Written problem: Type out all the records word for word. Any pictures are to be left out.

Records from a data collection:
* start *
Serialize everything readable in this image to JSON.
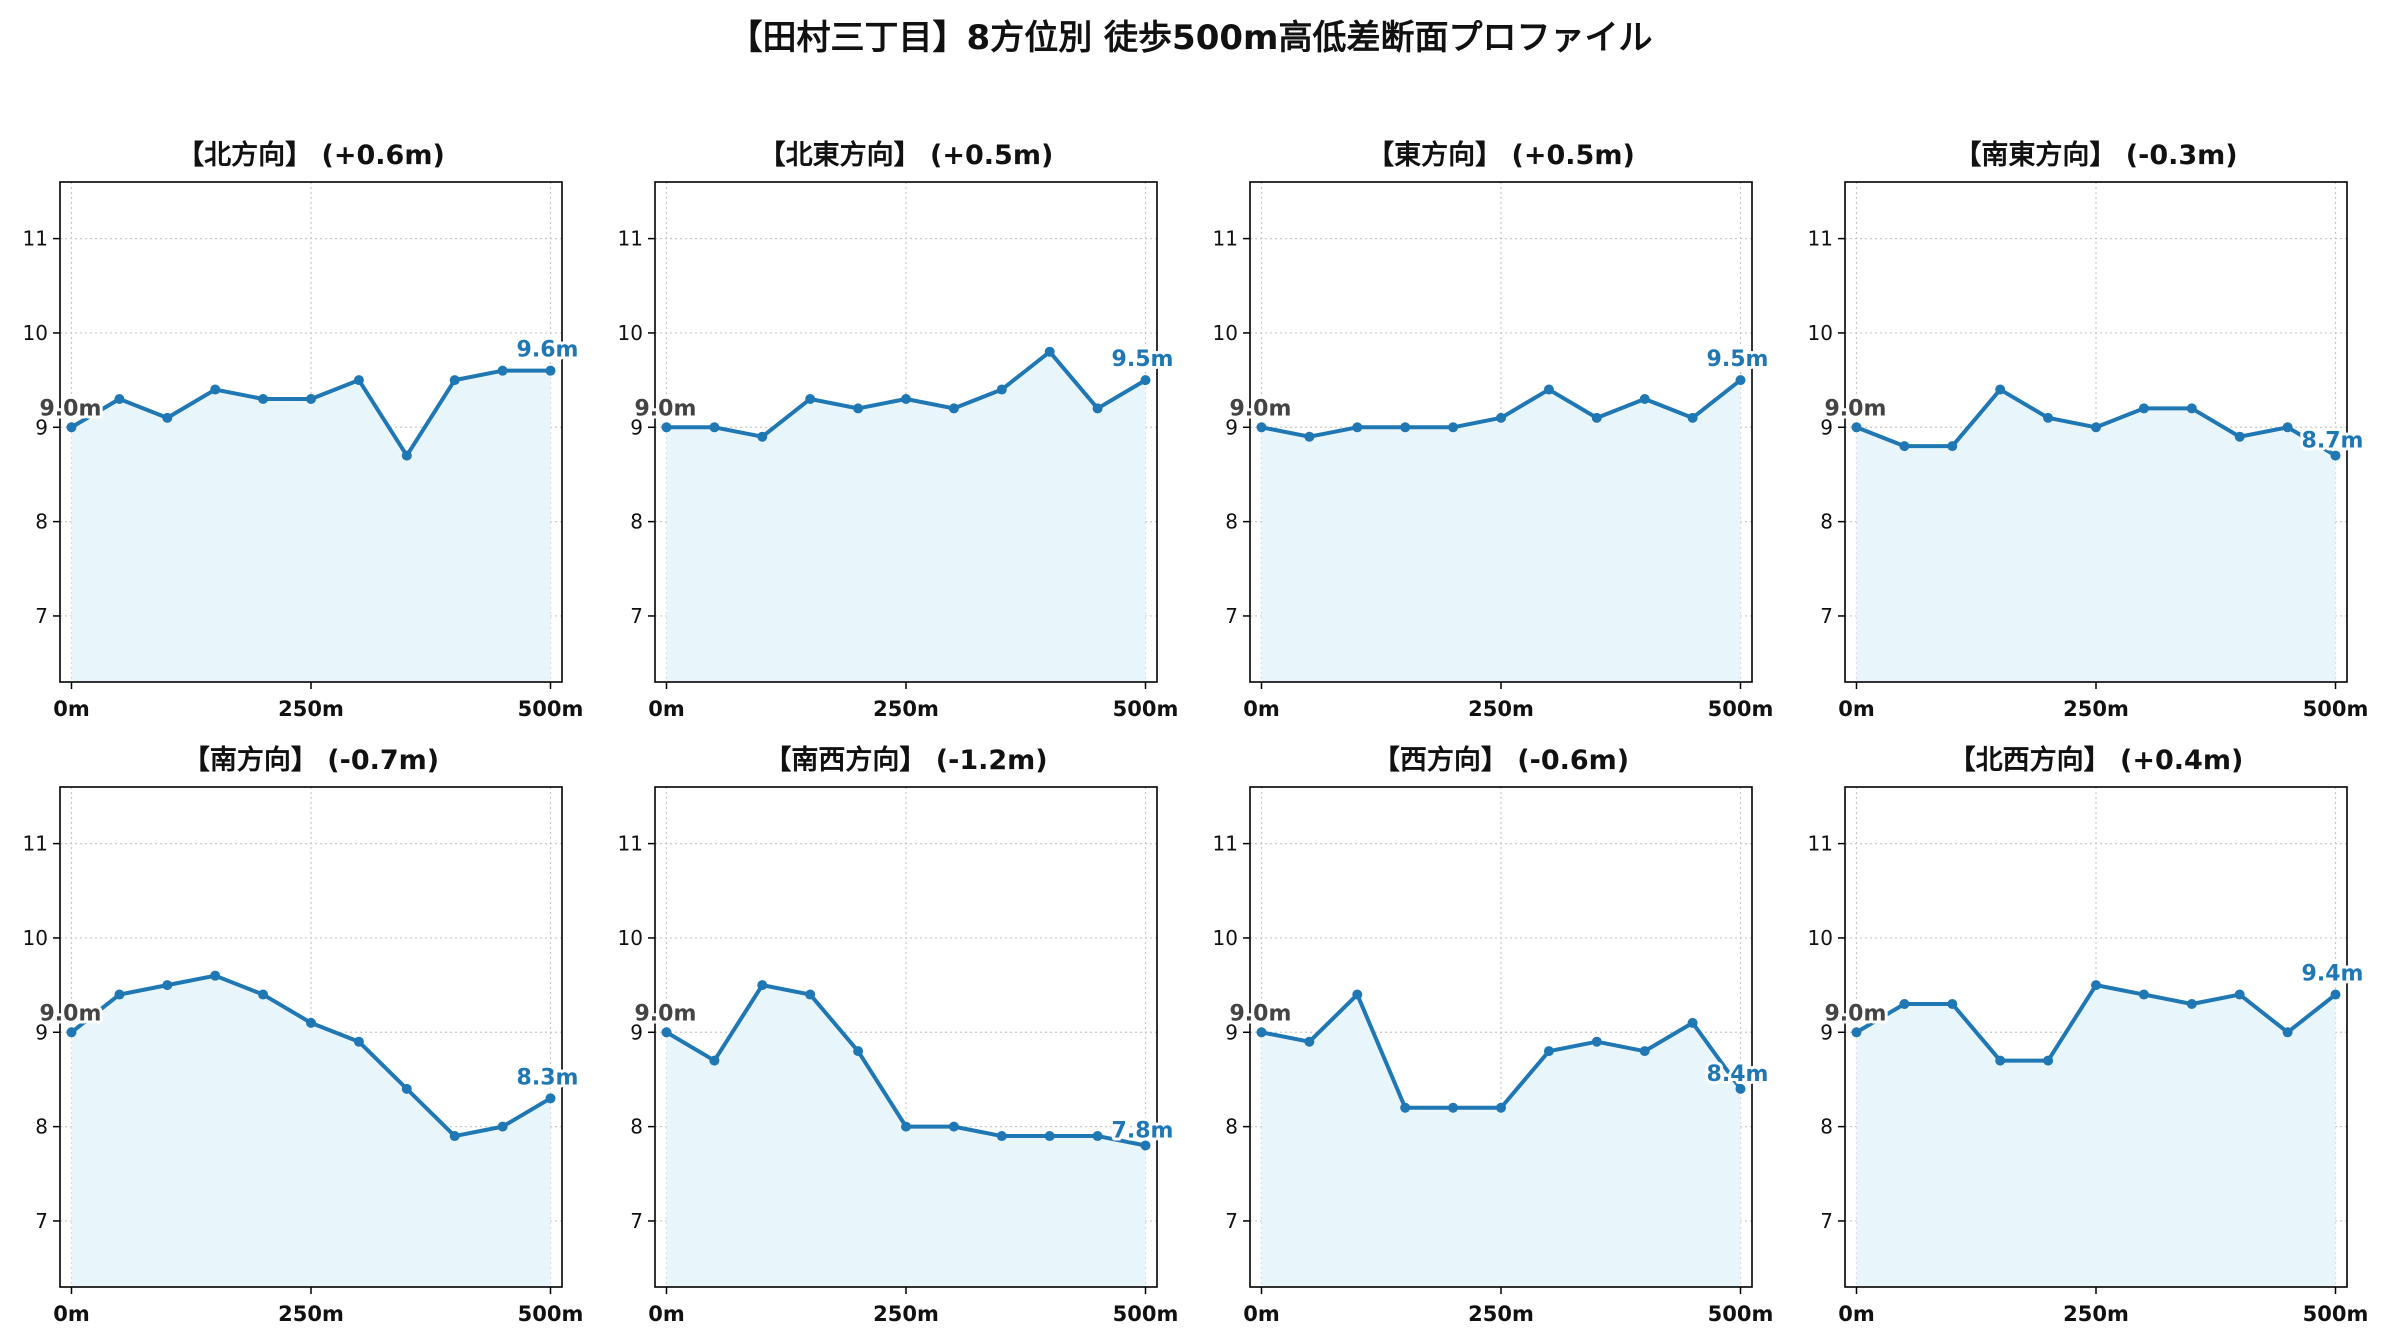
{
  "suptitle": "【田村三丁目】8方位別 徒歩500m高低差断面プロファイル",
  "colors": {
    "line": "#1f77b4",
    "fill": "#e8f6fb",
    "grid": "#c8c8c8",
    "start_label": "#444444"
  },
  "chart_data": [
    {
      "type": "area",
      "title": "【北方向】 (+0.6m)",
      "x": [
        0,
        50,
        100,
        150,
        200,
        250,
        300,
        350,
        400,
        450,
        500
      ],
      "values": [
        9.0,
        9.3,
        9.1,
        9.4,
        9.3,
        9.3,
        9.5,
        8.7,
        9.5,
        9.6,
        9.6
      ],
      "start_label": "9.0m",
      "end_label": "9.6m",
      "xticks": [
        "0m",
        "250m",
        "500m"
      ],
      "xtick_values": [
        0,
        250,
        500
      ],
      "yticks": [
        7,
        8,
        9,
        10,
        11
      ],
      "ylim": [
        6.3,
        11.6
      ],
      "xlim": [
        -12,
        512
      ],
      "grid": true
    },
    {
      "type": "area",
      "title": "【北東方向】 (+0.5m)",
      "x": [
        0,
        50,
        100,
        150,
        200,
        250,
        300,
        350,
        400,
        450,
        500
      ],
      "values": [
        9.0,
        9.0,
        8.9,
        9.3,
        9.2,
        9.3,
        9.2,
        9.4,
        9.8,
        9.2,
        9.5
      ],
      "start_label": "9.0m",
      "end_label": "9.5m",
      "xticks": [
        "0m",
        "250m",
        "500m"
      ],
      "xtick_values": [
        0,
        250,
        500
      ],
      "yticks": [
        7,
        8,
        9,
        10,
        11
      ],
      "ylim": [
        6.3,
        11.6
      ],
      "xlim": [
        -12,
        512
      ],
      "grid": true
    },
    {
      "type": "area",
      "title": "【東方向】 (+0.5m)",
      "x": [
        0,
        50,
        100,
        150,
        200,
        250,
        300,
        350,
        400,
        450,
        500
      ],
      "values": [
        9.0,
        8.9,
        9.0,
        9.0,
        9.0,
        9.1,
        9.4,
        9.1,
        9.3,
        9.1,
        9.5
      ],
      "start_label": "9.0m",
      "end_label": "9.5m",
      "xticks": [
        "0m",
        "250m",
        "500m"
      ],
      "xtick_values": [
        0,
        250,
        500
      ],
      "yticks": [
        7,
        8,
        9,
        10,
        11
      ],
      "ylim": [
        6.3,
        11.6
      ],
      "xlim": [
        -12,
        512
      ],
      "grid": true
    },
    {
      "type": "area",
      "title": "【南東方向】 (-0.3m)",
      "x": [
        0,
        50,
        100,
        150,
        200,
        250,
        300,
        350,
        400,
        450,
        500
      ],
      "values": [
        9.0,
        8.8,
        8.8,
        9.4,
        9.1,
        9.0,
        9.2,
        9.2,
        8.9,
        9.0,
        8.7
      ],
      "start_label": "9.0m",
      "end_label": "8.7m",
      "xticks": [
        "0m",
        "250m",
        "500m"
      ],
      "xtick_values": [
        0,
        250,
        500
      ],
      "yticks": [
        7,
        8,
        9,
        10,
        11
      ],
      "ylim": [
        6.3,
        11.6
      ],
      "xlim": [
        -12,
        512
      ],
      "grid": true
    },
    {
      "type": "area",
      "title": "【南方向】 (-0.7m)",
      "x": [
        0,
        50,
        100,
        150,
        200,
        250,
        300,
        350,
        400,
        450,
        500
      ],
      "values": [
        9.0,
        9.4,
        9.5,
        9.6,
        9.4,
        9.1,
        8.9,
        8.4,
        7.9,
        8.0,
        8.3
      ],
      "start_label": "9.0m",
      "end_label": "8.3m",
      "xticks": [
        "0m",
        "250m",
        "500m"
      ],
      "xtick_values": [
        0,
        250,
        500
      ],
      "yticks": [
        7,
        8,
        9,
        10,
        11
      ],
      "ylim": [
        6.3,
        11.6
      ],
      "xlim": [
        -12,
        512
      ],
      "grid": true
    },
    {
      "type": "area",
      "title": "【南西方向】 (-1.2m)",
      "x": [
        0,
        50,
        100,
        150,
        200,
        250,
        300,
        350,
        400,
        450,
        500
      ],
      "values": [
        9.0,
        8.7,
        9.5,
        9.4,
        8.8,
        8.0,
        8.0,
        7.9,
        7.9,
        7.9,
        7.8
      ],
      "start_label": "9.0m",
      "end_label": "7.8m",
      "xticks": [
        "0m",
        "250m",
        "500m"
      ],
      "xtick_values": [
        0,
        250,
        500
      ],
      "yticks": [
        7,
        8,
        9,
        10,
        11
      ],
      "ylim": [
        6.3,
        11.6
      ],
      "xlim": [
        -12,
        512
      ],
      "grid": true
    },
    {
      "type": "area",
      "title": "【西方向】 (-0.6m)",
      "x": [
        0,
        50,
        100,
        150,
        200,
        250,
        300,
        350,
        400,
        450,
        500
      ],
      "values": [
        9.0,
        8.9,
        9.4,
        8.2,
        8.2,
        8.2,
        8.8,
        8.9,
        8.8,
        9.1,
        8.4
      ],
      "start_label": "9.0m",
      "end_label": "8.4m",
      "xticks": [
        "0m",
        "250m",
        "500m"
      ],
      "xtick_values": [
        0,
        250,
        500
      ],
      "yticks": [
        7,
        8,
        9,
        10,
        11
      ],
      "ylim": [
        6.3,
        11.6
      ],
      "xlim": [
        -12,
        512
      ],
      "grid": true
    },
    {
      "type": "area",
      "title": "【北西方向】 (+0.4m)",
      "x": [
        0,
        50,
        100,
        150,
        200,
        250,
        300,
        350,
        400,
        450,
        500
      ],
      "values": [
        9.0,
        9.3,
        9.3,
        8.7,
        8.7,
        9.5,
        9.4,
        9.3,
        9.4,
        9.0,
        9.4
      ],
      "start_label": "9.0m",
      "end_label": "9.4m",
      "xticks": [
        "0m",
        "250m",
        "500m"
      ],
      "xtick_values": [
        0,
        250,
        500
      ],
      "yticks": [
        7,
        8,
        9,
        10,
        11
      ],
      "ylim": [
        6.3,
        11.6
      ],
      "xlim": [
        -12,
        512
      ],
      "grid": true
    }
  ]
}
* end *
Reply to the task:
Serialize everything readable in this image to JSON.
{
  "suptitle": "【田村三丁目】8方位別 徒歩500m高低差断面プロファイル",
  "colors": {
    "line": "#1f77b4",
    "fill": "#e8f6fb",
    "grid": "#c8c8c8",
    "start_label": "#444444"
  },
  "chart_data": [
    {
      "type": "area",
      "title": "【北方向】 (+0.6m)",
      "x": [
        0,
        50,
        100,
        150,
        200,
        250,
        300,
        350,
        400,
        450,
        500
      ],
      "values": [
        9.0,
        9.3,
        9.1,
        9.4,
        9.3,
        9.3,
        9.5,
        8.7,
        9.5,
        9.6,
        9.6
      ],
      "start_label": "9.0m",
      "end_label": "9.6m",
      "xticks": [
        "0m",
        "250m",
        "500m"
      ],
      "xtick_values": [
        0,
        250,
        500
      ],
      "yticks": [
        7,
        8,
        9,
        10,
        11
      ],
      "ylim": [
        6.3,
        11.6
      ],
      "xlim": [
        -12,
        512
      ],
      "grid": true
    },
    {
      "type": "area",
      "title": "【北東方向】 (+0.5m)",
      "x": [
        0,
        50,
        100,
        150,
        200,
        250,
        300,
        350,
        400,
        450,
        500
      ],
      "values": [
        9.0,
        9.0,
        8.9,
        9.3,
        9.2,
        9.3,
        9.2,
        9.4,
        9.8,
        9.2,
        9.5
      ],
      "start_label": "9.0m",
      "end_label": "9.5m",
      "xticks": [
        "0m",
        "250m",
        "500m"
      ],
      "xtick_values": [
        0,
        250,
        500
      ],
      "yticks": [
        7,
        8,
        9,
        10,
        11
      ],
      "ylim": [
        6.3,
        11.6
      ],
      "xlim": [
        -12,
        512
      ],
      "grid": true
    },
    {
      "type": "area",
      "title": "【東方向】 (+0.5m)",
      "x": [
        0,
        50,
        100,
        150,
        200,
        250,
        300,
        350,
        400,
        450,
        500
      ],
      "values": [
        9.0,
        8.9,
        9.0,
        9.0,
        9.0,
        9.1,
        9.4,
        9.1,
        9.3,
        9.1,
        9.5
      ],
      "start_label": "9.0m",
      "end_label": "9.5m",
      "xticks": [
        "0m",
        "250m",
        "500m"
      ],
      "xtick_values": [
        0,
        250,
        500
      ],
      "yticks": [
        7,
        8,
        9,
        10,
        11
      ],
      "ylim": [
        6.3,
        11.6
      ],
      "xlim": [
        -12,
        512
      ],
      "grid": true
    },
    {
      "type": "area",
      "title": "【南東方向】 (-0.3m)",
      "x": [
        0,
        50,
        100,
        150,
        200,
        250,
        300,
        350,
        400,
        450,
        500
      ],
      "values": [
        9.0,
        8.8,
        8.8,
        9.4,
        9.1,
        9.0,
        9.2,
        9.2,
        8.9,
        9.0,
        8.7
      ],
      "start_label": "9.0m",
      "end_label": "8.7m",
      "xticks": [
        "0m",
        "250m",
        "500m"
      ],
      "xtick_values": [
        0,
        250,
        500
      ],
      "yticks": [
        7,
        8,
        9,
        10,
        11
      ],
      "ylim": [
        6.3,
        11.6
      ],
      "xlim": [
        -12,
        512
      ],
      "grid": true
    },
    {
      "type": "area",
      "title": "【南方向】 (-0.7m)",
      "x": [
        0,
        50,
        100,
        150,
        200,
        250,
        300,
        350,
        400,
        450,
        500
      ],
      "values": [
        9.0,
        9.4,
        9.5,
        9.6,
        9.4,
        9.1,
        8.9,
        8.4,
        7.9,
        8.0,
        8.3
      ],
      "start_label": "9.0m",
      "end_label": "8.3m",
      "xticks": [
        "0m",
        "250m",
        "500m"
      ],
      "xtick_values": [
        0,
        250,
        500
      ],
      "yticks": [
        7,
        8,
        9,
        10,
        11
      ],
      "ylim": [
        6.3,
        11.6
      ],
      "xlim": [
        -12,
        512
      ],
      "grid": true
    },
    {
      "type": "area",
      "title": "【南西方向】 (-1.2m)",
      "x": [
        0,
        50,
        100,
        150,
        200,
        250,
        300,
        350,
        400,
        450,
        500
      ],
      "values": [
        9.0,
        8.7,
        9.5,
        9.4,
        8.8,
        8.0,
        8.0,
        7.9,
        7.9,
        7.9,
        7.8
      ],
      "start_label": "9.0m",
      "end_label": "7.8m",
      "xticks": [
        "0m",
        "250m",
        "500m"
      ],
      "xtick_values": [
        0,
        250,
        500
      ],
      "yticks": [
        7,
        8,
        9,
        10,
        11
      ],
      "ylim": [
        6.3,
        11.6
      ],
      "xlim": [
        -12,
        512
      ],
      "grid": true
    },
    {
      "type": "area",
      "title": "【西方向】 (-0.6m)",
      "x": [
        0,
        50,
        100,
        150,
        200,
        250,
        300,
        350,
        400,
        450,
        500
      ],
      "values": [
        9.0,
        8.9,
        9.4,
        8.2,
        8.2,
        8.2,
        8.8,
        8.9,
        8.8,
        9.1,
        8.4
      ],
      "start_label": "9.0m",
      "end_label": "8.4m",
      "xticks": [
        "0m",
        "250m",
        "500m"
      ],
      "xtick_values": [
        0,
        250,
        500
      ],
      "yticks": [
        7,
        8,
        9,
        10,
        11
      ],
      "ylim": [
        6.3,
        11.6
      ],
      "xlim": [
        -12,
        512
      ],
      "grid": true
    },
    {
      "type": "area",
      "title": "【北西方向】 (+0.4m)",
      "x": [
        0,
        50,
        100,
        150,
        200,
        250,
        300,
        350,
        400,
        450,
        500
      ],
      "values": [
        9.0,
        9.3,
        9.3,
        8.7,
        8.7,
        9.5,
        9.4,
        9.3,
        9.4,
        9.0,
        9.4
      ],
      "start_label": "9.0m",
      "end_label": "9.4m",
      "xticks": [
        "0m",
        "250m",
        "500m"
      ],
      "xtick_values": [
        0,
        250,
        500
      ],
      "yticks": [
        7,
        8,
        9,
        10,
        11
      ],
      "ylim": [
        6.3,
        11.6
      ],
      "xlim": [
        -12,
        512
      ],
      "grid": true
    }
  ]
}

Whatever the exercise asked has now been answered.